Dataset records:
_ _ _ _ _

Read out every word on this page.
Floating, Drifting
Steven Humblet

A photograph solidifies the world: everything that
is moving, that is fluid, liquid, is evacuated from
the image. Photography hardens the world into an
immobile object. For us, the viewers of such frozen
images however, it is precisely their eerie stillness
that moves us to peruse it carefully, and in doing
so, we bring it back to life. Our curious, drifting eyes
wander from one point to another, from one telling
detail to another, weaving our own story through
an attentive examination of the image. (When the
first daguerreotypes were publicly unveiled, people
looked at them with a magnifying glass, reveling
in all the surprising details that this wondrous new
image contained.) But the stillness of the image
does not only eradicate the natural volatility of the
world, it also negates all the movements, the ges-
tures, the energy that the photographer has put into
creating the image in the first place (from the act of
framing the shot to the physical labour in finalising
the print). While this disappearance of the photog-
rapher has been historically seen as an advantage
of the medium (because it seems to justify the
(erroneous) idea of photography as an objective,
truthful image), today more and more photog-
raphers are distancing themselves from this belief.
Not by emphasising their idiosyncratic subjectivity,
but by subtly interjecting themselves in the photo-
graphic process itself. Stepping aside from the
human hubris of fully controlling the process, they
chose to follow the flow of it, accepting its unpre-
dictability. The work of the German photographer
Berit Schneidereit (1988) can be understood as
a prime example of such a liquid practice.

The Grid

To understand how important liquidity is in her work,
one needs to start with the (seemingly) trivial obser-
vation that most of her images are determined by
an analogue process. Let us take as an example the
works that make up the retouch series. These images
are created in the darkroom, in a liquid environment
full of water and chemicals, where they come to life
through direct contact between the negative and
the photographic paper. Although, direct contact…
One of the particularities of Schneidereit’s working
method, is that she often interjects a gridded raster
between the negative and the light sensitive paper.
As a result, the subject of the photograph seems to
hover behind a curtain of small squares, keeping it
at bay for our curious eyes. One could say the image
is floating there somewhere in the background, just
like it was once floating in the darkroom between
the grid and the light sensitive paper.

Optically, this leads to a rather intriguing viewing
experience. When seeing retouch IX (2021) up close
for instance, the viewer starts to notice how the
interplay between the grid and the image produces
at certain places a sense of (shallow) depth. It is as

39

_ _ _ _ _

Where a line holds "sensitive", copy it out.

between the negative and the light sensitive paper.
the grid and the light sensitive paper.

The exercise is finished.